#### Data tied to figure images
┄┄┄┄┄┄

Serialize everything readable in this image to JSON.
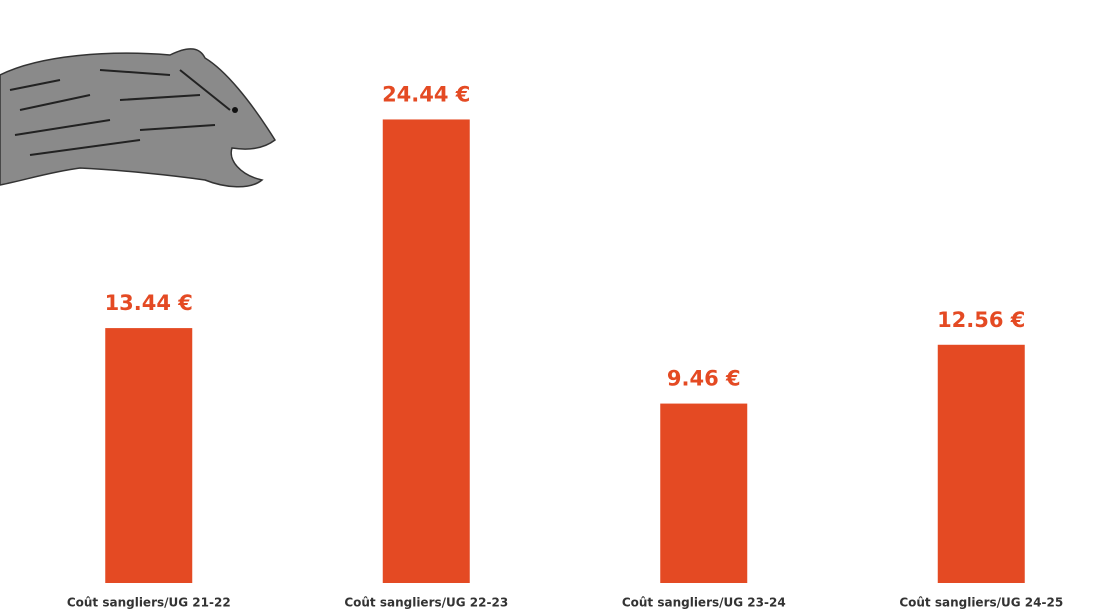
{
  "chart_data": {
    "type": "bar",
    "categories": [
      "Coût sangliers/UG 21-22",
      "Coût sangliers/UG 22-23",
      "Coût sangliers/UG 23-24",
      "Coût sangliers/UG 24-25"
    ],
    "values": [
      13.44,
      24.44,
      9.46,
      12.56
    ],
    "value_labels": [
      "13.44 €",
      "24.44 €",
      "9.46 €",
      "12.56 €"
    ],
    "color": "#e44a23",
    "ylim": [
      0,
      30
    ],
    "yticks": [
      0,
      5,
      10,
      15,
      20,
      25,
      30
    ],
    "grid": true
  }
}
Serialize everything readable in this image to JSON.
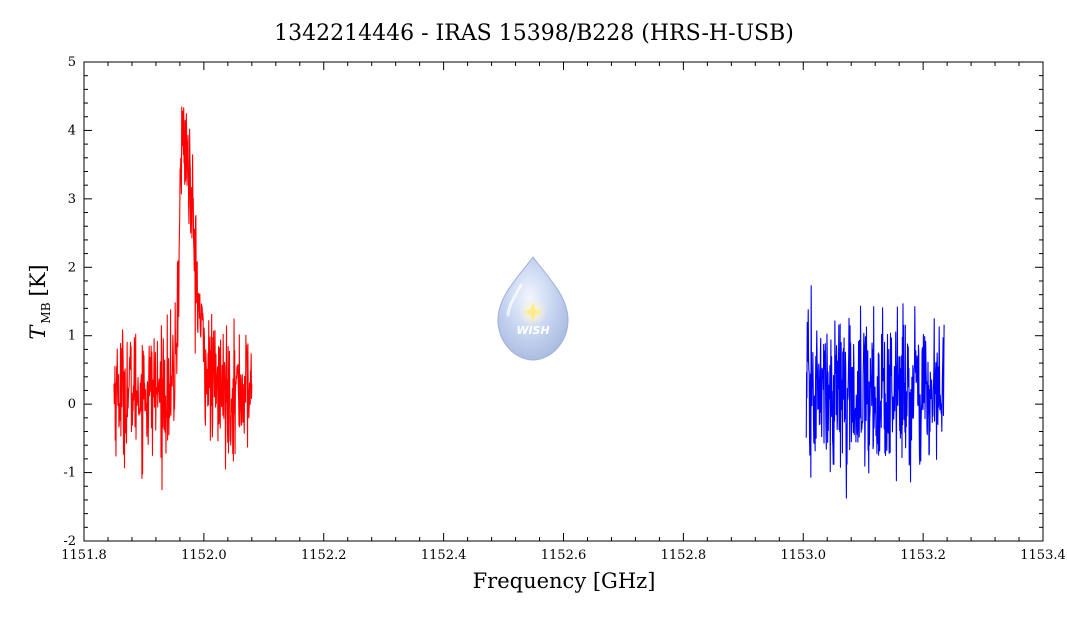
{
  "chart_data": {
    "type": "line",
    "title": "1342214446 - IRAS 15398/B228 (HRS-H-USB)",
    "xlabel": "Frequency [GHz]",
    "ylabel": {
      "symbol": "T",
      "subscript": "MB",
      "unit": "[K]"
    },
    "xlim": [
      1151.8,
      1153.4
    ],
    "ylim": [
      -2,
      5
    ],
    "x_ticks": [
      1151.8,
      1152.0,
      1152.2,
      1152.4,
      1152.6,
      1152.8,
      1153.0,
      1153.2,
      1153.4
    ],
    "x_tick_labels": [
      "1151.8",
      "1152.0",
      "1152.2",
      "1152.4",
      "1152.6",
      "1152.8",
      "1153.0",
      "1153.2",
      "1153.4"
    ],
    "y_ticks": [
      -2,
      -1,
      0,
      1,
      2,
      3,
      4,
      5
    ],
    "y_tick_labels": [
      "-2",
      "-1",
      "0",
      "1",
      "2",
      "3",
      "4",
      "5"
    ],
    "grid": false,
    "legend": "none",
    "series": [
      {
        "color": "#ff0000",
        "x_range": [
          1151.85,
          1152.08
        ],
        "baseline": 0.2,
        "noise_sigma": 0.45,
        "min": -1.25,
        "max": 4.55,
        "peak": {
          "x": 1151.965,
          "y": 4.55,
          "width_ghz": 0.012
        }
      },
      {
        "color": "#0000ff",
        "x_range": [
          1153.005,
          1153.235
        ],
        "baseline": 0.15,
        "noise_sigma": 0.55,
        "min": -1.65,
        "max": 1.9
      }
    ]
  },
  "watermark": {
    "text": "WISH",
    "color": "#9db4e0"
  }
}
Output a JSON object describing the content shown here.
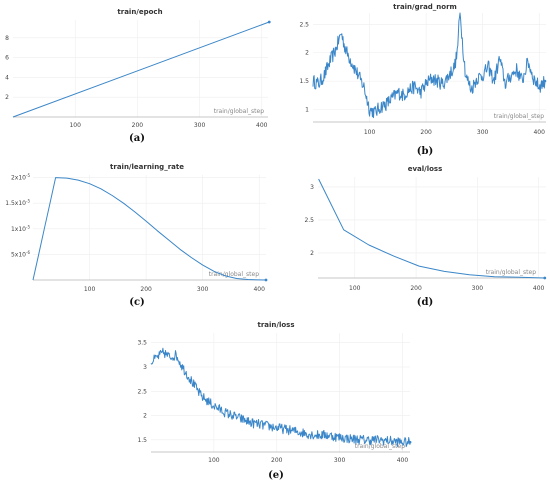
{
  "chart_data": [
    {
      "id": "a",
      "type": "line",
      "title": "train/epoch",
      "xlabel": "train/global_step",
      "caption": "(a)",
      "xlim": [
        0,
        410
      ],
      "ylim": [
        0,
        9.8
      ],
      "xticks": [
        100,
        200,
        300,
        400
      ],
      "yticks": [
        2,
        4,
        6,
        8
      ],
      "ytick_labels": [
        "2",
        "4",
        "6",
        "8"
      ],
      "series": [
        {
          "x": [
            0,
            412
          ],
          "y": [
            0,
            9.6
          ]
        }
      ],
      "color": "#3a86c8"
    },
    {
      "id": "b",
      "type": "line",
      "title": "train/grad_norm",
      "xlabel": "train/global_step",
      "caption": "(b)",
      "xlim": [
        0,
        412
      ],
      "ylim": [
        0.78,
        2.7
      ],
      "xticks": [
        100,
        200,
        300,
        400
      ],
      "yticks": [
        1,
        1.5,
        2,
        2.5
      ],
      "ytick_labels": [
        "1",
        "1.5",
        "2",
        "2.5"
      ],
      "series": [
        {
          "x": [
            0,
            10,
            20,
            30,
            40,
            45,
            50,
            55,
            60,
            70,
            80,
            90,
            100,
            110,
            120,
            130,
            140,
            150,
            160,
            170,
            180,
            190,
            200,
            210,
            220,
            230,
            240,
            250,
            255,
            260,
            265,
            270,
            280,
            290,
            300,
            310,
            320,
            330,
            340,
            350,
            360,
            370,
            380,
            390,
            400,
            410
          ],
          "y": [
            1.5,
            1.45,
            1.6,
            1.85,
            2.05,
            2.2,
            2.35,
            2.15,
            2.0,
            1.8,
            1.6,
            1.4,
            1.0,
            0.95,
            1.05,
            1.1,
            1.2,
            1.3,
            1.25,
            1.35,
            1.4,
            1.3,
            1.45,
            1.55,
            1.5,
            1.45,
            1.6,
            1.75,
            2.0,
            2.75,
            2.1,
            1.6,
            1.35,
            1.55,
            1.6,
            1.75,
            1.5,
            1.9,
            1.45,
            1.6,
            1.7,
            1.5,
            1.85,
            1.55,
            1.4,
            1.5
          ]
        }
      ],
      "noise": 0.12,
      "color": "#3a86c8"
    },
    {
      "id": "c",
      "type": "line",
      "title": "train/learning_rate",
      "xlabel": "train/global_step",
      "caption": "(c)",
      "xlim": [
        0,
        412
      ],
      "ylim": [
        0,
        2.05e-05
      ],
      "xticks": [
        100,
        200,
        300,
        400
      ],
      "yticks": [
        5e-06,
        1e-05,
        1.5e-05,
        2e-05
      ],
      "ytick_labels": [
        [
          "5x10",
          "-6"
        ],
        [
          "1x10",
          "-5"
        ],
        [
          "1.5x10",
          "-5"
        ],
        [
          "2x10",
          "-5"
        ]
      ],
      "series": [
        {
          "x": [
            0,
            10,
            20,
            30,
            40,
            60,
            80,
            100,
            120,
            140,
            160,
            180,
            200,
            220,
            240,
            260,
            280,
            300,
            320,
            340,
            360,
            380,
            400,
            412
          ],
          "y": [
            0,
            5e-06,
            1e-05,
            1.5e-05,
            2e-05,
            1.99e-05,
            1.95e-05,
            1.88e-05,
            1.78e-05,
            1.65e-05,
            1.5e-05,
            1.33e-05,
            1.15e-05,
            9.6e-06,
            7.8e-06,
            6e-06,
            4.4e-06,
            2.9e-06,
            1.7e-06,
            8e-07,
            3e-07,
            1e-07,
            2e-08,
            0
          ]
        }
      ],
      "color": "#3a86c8"
    },
    {
      "id": "d",
      "type": "line",
      "title": "eval/loss",
      "xlabel": "train/global_step",
      "caption": "(d)",
      "xlim": [
        40,
        412
      ],
      "ylim": [
        1.62,
        3.15
      ],
      "xticks": [
        100,
        200,
        300,
        400
      ],
      "yticks": [
        2,
        2.5,
        3
      ],
      "ytick_labels": [
        "2",
        "2.5",
        "3"
      ],
      "series": [
        {
          "x": [
            41,
            82,
            123,
            164,
            205,
            246,
            287,
            328,
            369,
            410
          ],
          "y": [
            3.12,
            2.35,
            2.12,
            1.95,
            1.8,
            1.72,
            1.67,
            1.64,
            1.63,
            1.62
          ]
        }
      ],
      "color": "#3a86c8"
    },
    {
      "id": "e",
      "type": "line",
      "title": "train/loss",
      "xlabel": "train/global_step",
      "caption": "(e)",
      "xlim": [
        0,
        412
      ],
      "ylim": [
        1.25,
        3.7
      ],
      "xticks": [
        100,
        200,
        300,
        400
      ],
      "yticks": [
        1.5,
        2,
        2.5,
        3,
        3.5
      ],
      "ytick_labels": [
        "1.5",
        "2",
        "2.5",
        "3",
        "3.5"
      ],
      "series": [
        {
          "x": [
            0,
            10,
            20,
            30,
            40,
            50,
            60,
            70,
            80,
            90,
            100,
            120,
            140,
            160,
            180,
            200,
            220,
            240,
            260,
            280,
            300,
            320,
            340,
            360,
            380,
            400,
            412
          ],
          "y": [
            3.1,
            3.2,
            3.3,
            3.2,
            3.25,
            3.0,
            2.8,
            2.6,
            2.4,
            2.3,
            2.2,
            2.05,
            1.95,
            1.85,
            1.8,
            1.75,
            1.7,
            1.65,
            1.6,
            1.6,
            1.55,
            1.52,
            1.5,
            1.5,
            1.48,
            1.45,
            1.45
          ]
        }
      ],
      "noise": 0.1,
      "color": "#3a86c8"
    }
  ]
}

┄┄┄┄┄┄

#### Problem to solve
Return all lines containing "caption".

#### Result for this exercise
      "caption": "(a)",
      "caption": "(b)",
      "caption": "(c)",
      "caption": "(d)",
      "caption": "(e)",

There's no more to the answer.